_EXERCISE REQUIREMENTS:_
For the listing below, give the count of lines containing "content", and no other text.

══════

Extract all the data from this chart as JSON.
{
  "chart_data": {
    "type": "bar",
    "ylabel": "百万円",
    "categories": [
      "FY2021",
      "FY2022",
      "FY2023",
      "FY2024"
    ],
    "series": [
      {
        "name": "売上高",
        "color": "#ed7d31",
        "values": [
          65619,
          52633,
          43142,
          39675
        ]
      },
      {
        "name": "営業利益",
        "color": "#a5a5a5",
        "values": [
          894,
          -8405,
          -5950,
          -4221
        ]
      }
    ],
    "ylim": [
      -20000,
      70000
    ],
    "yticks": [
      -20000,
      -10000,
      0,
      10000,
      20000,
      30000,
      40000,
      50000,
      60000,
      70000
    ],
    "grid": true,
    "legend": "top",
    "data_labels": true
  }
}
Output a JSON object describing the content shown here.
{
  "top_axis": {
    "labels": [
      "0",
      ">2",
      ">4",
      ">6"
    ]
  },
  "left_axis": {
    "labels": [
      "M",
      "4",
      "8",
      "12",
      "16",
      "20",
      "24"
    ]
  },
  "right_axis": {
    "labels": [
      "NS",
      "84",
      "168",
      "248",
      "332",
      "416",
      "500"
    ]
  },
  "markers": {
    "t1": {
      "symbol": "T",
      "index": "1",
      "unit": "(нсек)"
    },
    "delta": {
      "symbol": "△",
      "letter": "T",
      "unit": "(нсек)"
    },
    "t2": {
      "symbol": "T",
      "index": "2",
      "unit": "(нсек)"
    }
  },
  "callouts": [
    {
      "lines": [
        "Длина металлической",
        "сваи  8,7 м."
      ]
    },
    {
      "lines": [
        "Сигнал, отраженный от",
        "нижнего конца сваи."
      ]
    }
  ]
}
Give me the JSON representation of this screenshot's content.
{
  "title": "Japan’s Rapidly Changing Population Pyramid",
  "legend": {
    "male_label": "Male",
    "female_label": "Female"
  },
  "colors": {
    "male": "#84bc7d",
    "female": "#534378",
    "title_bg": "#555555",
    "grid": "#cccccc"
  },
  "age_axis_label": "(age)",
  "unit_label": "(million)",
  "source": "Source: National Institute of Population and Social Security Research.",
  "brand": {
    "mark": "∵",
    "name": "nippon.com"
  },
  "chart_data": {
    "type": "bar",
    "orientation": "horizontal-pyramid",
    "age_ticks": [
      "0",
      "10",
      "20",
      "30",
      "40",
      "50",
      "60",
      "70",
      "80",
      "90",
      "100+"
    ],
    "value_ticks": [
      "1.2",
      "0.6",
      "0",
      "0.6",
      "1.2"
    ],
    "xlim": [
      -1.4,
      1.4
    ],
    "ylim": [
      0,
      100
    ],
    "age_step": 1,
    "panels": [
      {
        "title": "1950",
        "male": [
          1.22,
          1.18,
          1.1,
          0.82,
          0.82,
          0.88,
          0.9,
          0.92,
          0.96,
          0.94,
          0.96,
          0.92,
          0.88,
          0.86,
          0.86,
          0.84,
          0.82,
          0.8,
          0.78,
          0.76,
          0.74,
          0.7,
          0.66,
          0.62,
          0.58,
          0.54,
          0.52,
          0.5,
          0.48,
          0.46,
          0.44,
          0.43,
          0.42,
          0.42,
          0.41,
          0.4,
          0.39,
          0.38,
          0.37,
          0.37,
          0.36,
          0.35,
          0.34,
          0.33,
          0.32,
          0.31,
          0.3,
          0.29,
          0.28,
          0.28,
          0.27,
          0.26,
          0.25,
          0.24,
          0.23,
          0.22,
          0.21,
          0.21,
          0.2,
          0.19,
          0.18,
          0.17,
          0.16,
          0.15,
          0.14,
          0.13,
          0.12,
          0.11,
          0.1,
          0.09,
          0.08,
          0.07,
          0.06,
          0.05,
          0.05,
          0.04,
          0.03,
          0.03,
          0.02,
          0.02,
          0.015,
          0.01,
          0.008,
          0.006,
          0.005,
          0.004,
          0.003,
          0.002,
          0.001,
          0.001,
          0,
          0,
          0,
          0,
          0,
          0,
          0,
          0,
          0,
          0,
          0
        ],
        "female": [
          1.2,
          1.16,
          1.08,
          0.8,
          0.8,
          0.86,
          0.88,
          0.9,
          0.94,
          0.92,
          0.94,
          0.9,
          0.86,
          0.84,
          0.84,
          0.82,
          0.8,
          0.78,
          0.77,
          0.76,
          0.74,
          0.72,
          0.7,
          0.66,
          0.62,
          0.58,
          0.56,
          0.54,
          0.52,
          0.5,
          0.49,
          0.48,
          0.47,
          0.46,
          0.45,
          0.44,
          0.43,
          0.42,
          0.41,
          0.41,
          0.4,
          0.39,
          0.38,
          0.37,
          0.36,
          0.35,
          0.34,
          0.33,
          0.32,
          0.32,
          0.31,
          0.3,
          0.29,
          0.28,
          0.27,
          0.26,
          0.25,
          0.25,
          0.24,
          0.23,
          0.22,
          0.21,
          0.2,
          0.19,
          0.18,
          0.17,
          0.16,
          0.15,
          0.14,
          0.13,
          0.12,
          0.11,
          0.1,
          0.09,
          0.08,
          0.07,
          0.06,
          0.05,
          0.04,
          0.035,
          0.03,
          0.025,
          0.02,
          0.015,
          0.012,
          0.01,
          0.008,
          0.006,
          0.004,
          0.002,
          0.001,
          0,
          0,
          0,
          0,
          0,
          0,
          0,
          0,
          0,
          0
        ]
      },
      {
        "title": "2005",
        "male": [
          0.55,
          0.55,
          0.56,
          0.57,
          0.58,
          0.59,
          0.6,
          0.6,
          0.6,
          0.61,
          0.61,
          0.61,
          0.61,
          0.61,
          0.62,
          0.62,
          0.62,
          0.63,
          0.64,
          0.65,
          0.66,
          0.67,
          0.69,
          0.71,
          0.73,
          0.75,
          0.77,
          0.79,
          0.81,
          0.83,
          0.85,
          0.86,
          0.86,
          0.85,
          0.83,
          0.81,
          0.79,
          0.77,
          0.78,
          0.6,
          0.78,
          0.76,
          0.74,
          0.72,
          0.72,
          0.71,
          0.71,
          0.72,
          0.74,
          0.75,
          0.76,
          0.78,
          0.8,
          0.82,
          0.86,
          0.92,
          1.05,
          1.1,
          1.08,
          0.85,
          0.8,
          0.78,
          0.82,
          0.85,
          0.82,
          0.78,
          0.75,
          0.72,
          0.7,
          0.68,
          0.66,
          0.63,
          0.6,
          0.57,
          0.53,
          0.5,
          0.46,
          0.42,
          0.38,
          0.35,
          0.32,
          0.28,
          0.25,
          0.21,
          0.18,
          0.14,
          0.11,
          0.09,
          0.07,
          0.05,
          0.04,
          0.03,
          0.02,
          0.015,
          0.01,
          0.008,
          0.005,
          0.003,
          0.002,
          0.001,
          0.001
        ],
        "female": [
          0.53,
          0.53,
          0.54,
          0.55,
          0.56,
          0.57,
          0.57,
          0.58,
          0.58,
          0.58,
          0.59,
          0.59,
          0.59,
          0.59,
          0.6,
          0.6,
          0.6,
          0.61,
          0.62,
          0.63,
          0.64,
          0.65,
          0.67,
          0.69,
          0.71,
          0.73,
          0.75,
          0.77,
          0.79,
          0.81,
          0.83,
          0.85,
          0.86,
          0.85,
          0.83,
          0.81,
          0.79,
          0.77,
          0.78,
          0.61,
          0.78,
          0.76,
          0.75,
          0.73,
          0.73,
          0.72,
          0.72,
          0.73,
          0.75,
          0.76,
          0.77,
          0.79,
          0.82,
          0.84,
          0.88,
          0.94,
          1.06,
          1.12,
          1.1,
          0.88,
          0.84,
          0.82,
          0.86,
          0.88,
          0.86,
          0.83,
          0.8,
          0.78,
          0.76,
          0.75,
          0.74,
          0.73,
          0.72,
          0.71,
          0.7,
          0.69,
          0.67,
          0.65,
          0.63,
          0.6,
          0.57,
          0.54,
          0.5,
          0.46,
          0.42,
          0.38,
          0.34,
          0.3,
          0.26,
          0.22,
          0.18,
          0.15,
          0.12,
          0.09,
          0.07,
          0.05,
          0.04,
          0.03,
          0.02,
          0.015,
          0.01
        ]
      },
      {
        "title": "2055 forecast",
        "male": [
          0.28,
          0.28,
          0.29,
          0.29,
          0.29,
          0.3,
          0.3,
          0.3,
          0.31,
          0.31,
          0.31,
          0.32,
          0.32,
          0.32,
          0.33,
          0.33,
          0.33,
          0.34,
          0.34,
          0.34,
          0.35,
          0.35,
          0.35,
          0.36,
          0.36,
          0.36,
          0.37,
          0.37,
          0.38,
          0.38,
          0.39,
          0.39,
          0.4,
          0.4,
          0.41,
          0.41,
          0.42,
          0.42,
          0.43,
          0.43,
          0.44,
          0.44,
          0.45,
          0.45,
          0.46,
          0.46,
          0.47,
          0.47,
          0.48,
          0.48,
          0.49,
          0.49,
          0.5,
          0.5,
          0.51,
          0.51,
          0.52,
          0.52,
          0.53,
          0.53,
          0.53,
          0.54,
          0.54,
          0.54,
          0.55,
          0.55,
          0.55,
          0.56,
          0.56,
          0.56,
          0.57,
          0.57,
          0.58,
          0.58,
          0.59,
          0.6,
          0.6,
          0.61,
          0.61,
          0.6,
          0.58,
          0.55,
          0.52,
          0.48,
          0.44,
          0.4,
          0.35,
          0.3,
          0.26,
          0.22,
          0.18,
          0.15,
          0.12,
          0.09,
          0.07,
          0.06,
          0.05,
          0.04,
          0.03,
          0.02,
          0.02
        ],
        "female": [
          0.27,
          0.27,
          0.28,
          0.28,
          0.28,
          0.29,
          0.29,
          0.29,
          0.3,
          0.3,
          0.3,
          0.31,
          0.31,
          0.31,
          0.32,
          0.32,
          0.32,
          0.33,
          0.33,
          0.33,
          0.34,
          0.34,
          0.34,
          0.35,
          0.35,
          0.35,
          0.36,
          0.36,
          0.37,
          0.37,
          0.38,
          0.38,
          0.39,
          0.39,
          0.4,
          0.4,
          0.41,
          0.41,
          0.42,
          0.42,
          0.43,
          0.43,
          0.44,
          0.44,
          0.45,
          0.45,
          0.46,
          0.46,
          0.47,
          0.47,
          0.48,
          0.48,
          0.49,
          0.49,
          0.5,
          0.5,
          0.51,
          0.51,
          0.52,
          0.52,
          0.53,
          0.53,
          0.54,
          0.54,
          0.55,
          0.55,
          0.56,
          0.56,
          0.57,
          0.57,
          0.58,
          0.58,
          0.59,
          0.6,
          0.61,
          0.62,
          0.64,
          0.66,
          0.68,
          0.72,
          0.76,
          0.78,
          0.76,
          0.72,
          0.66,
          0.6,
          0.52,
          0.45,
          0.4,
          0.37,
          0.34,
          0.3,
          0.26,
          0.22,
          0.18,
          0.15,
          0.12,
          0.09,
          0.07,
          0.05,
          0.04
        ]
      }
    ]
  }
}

══════

_ANSWER TO THE EXERCISE:_
2